**Text**
____________
Given the steadying effects of regularity, rhythm, and repetition, monastic teachers have tried to persuade their students to develop and follow rules of life adapted for non-monastics, including a schedule of prayer and work and service to others. Keeping a rule outside of monastic communities is not that straightforward, however, especially when discipline is dependent on the will of individuals with little social structural support. Importantly, keeping a rule implies that a dedication to practice and service is more important than emotion. In an American context in which self-expression and sentiment are primary cultural modes (Hall and Lindholm 1999; Bellah et al. 1985), committing to a scheduled rhythm regardless of how one feels was a steep learning curve for non-monastics, and indeed, my research found that many struggled to follow through in the long term (Pryce 2018, pp. 52–53). We can see the predicament in the words of a man who had been trying to establish his life as a non-monastic contemplative. At a lay retreat in an American Midwestern Benedictine monastery, he said in despair, “I am not up to this. This spiritual work demands more of me than I can do. I just can’t do it” (Bauman 2013). Roger, a man from the American Southwest, gave me a similar story: “I’ve been trying to keep a contemplative life for years. I really feel called to it! I keep tinkering, trying to get it right. But sometimes I find I just can’t keep at it when everyone else around me is zoning out on their phones or whatever. It’s so hard when you’re the only one.” Yet those who persisted learned that a disciplined (but realistic) schedule of practice was more dependable in helping one keep ideals than was a desire for emotional equilibrium or a euphoric sense of connectedness to the divine, which teachers believed could manifest as an unmitigated self-centered drive for spiritual experiences and status.
Let us return to the Society of Saint John the Evangelist for an illustration of monastic efforts to stabilize lay people through teachings on rules of life. The SSJE community has published a number of print and online resources that assist their non-monastic adherents in creating personal rules of life that are idealistic yet pragmatic enough to be realizable.7 Their booklet Living Intentionally explains that, rather than being a restrictive list of uncompromising dictates, “rule” in the monastic context comes from the Latin regula, a word that suggests “a way of regularizing our lives so that we can stay on the path we have set out for ourselves. A rule is like a trellis which offers support and guidance for a plant, helping it to grown in a certain direction.” The monks taught that the central purpose of a rule was “to live our lives for God with purpose and intention.” It could be prescriptive, outlining daily practices and social responsibilities, and could also describe and identify the foundational principles and philosophies that underlie one’s desire to live an intentional life. Particularly for those attempting to follow a contemplative life without the everyday support of a monastic community, SSJE members “strongly recommend [keeping a rule] simple, … realistic and achievable … Like any spiritual discipline, adopting a rule should help one to live more faithfully” rather than make life more difficult (SSJE n.d.a, emphasis in original).
____________
**What you are asked to do**
In the text, what Latin word is given as the source of "rule" in the monastic context?

**Dataset content**
____________
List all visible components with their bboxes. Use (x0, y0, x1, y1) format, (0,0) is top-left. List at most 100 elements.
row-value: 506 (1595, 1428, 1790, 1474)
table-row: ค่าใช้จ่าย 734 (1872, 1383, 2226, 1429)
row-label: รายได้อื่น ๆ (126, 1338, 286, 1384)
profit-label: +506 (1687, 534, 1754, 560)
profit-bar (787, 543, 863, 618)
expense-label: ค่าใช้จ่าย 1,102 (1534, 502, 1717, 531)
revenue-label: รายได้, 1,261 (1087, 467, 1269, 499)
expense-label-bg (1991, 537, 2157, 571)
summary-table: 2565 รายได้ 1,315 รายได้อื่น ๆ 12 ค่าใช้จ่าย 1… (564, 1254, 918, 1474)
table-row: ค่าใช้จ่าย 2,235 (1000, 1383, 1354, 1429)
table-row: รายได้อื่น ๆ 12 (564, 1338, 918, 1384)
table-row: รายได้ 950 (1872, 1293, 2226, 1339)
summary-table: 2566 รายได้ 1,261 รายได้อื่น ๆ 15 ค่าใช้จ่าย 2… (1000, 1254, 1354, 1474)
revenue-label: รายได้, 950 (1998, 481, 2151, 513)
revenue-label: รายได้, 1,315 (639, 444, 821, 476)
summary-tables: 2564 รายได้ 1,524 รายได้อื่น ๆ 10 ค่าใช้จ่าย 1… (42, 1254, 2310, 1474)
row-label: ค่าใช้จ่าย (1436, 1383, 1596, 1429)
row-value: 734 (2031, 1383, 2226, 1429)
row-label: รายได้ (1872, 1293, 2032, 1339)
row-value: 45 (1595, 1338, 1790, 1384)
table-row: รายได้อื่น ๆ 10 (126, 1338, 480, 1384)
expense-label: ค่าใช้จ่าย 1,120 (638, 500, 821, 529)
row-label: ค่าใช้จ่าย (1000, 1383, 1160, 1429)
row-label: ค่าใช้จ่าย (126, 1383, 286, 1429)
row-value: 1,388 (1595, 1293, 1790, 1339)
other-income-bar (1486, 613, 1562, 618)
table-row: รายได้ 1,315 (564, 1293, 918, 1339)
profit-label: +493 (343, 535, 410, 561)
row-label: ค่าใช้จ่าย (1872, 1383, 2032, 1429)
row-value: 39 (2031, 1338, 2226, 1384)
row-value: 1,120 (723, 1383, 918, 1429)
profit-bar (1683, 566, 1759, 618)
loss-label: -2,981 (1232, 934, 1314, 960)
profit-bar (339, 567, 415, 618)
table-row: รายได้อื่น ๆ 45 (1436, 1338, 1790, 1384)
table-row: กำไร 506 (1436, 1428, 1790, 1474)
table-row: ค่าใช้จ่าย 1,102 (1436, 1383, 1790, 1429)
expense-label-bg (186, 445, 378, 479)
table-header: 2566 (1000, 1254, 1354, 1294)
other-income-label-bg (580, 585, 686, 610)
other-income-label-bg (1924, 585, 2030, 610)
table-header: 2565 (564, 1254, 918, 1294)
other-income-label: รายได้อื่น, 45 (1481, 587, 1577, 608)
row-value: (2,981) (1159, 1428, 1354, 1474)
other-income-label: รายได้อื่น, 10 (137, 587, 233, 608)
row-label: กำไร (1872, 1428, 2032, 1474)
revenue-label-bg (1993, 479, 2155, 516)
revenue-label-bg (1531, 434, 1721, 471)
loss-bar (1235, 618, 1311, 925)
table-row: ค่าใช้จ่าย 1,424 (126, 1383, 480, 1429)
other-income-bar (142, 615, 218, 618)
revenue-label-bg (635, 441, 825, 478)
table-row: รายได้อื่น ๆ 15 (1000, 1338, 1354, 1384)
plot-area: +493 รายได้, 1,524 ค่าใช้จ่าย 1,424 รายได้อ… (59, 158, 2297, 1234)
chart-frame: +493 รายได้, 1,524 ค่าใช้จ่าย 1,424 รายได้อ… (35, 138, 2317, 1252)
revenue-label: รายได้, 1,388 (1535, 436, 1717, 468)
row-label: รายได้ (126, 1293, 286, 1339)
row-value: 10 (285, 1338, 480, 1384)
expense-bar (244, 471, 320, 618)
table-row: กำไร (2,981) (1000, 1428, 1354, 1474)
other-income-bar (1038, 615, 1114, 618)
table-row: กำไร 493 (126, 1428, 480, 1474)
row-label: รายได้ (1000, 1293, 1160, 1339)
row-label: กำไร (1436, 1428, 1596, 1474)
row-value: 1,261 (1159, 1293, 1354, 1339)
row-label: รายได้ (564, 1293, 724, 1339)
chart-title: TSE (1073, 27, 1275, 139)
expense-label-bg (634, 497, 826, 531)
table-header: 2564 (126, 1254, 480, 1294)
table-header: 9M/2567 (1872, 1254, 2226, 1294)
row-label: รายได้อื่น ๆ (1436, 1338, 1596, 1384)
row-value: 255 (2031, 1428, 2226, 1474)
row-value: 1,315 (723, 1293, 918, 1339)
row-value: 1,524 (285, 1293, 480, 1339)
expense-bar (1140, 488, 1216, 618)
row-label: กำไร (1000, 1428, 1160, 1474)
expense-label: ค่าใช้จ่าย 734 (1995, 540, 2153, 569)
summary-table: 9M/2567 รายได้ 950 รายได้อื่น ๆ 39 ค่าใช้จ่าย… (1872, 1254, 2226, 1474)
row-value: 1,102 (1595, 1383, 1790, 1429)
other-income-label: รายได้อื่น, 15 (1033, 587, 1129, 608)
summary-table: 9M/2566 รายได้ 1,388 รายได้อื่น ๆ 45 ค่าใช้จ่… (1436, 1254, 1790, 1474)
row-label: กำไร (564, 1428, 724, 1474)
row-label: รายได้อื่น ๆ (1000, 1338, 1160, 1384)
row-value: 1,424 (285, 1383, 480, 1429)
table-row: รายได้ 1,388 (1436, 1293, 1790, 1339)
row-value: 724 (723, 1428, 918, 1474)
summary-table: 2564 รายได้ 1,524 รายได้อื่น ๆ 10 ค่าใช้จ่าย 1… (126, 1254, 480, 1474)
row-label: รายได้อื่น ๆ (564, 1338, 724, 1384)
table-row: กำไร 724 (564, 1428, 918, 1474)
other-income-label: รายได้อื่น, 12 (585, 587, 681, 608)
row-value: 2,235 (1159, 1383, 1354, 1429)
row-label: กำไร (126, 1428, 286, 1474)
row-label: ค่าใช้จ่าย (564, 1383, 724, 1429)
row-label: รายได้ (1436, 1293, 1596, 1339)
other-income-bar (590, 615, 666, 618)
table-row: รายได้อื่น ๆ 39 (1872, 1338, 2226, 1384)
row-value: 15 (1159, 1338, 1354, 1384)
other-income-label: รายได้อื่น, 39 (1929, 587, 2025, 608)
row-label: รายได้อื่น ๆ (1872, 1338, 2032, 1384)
____________
**Problem solution**
Regula